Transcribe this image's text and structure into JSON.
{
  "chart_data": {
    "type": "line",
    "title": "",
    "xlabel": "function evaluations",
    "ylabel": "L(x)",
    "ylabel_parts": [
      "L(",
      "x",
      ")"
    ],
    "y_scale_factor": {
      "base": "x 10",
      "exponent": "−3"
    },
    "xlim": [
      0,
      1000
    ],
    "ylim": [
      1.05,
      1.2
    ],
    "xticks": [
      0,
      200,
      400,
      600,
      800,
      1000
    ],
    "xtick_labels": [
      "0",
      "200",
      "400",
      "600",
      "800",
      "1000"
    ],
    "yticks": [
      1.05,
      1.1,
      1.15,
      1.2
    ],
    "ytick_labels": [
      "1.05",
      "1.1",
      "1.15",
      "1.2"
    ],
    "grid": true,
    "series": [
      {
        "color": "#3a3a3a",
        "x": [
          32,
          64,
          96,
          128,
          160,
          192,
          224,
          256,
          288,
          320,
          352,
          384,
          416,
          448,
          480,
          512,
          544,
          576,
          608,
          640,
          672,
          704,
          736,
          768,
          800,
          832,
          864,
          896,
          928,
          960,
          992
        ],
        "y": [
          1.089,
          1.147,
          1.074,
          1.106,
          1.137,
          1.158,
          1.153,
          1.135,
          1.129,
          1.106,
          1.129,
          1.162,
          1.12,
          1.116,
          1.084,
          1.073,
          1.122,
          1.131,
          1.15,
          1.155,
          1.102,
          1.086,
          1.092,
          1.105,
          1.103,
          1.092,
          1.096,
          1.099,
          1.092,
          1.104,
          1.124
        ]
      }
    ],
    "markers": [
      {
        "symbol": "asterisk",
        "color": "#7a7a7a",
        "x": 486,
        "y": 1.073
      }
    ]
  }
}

Written problem
Without changing a word, restate the whole listing.

Result for this task
Transcribe this image's text and structure into JSON.
{
  "chart_data": {
    "type": "line",
    "title": "",
    "xlabel": "function evaluations",
    "ylabel": "L(x)",
    "ylabel_parts": [
      "L(",
      "x",
      ")"
    ],
    "y_scale_factor": {
      "base": "x 10",
      "exponent": "−3"
    },
    "xlim": [
      0,
      1000
    ],
    "ylim": [
      1.05,
      1.2
    ],
    "xticks": [
      0,
      200,
      400,
      600,
      800,
      1000
    ],
    "xtick_labels": [
      "0",
      "200",
      "400",
      "600",
      "800",
      "1000"
    ],
    "yticks": [
      1.05,
      1.1,
      1.15,
      1.2
    ],
    "ytick_labels": [
      "1.05",
      "1.1",
      "1.15",
      "1.2"
    ],
    "grid": true,
    "series": [
      {
        "color": "#3a3a3a",
        "x": [
          32,
          64,
          96,
          128,
          160,
          192,
          224,
          256,
          288,
          320,
          352,
          384,
          416,
          448,
          480,
          512,
          544,
          576,
          608,
          640,
          672,
          704,
          736,
          768,
          800,
          832,
          864,
          896,
          928,
          960,
          992
        ],
        "y": [
          1.089,
          1.147,
          1.074,
          1.106,
          1.137,
          1.158,
          1.153,
          1.135,
          1.129,
          1.106,
          1.129,
          1.162,
          1.12,
          1.116,
          1.084,
          1.073,
          1.122,
          1.131,
          1.15,
          1.155,
          1.102,
          1.086,
          1.092,
          1.105,
          1.103,
          1.092,
          1.096,
          1.099,
          1.092,
          1.104,
          1.124
        ]
      }
    ],
    "markers": [
      {
        "symbol": "asterisk",
        "color": "#7a7a7a",
        "x": 486,
        "y": 1.073
      }
    ]
  }
}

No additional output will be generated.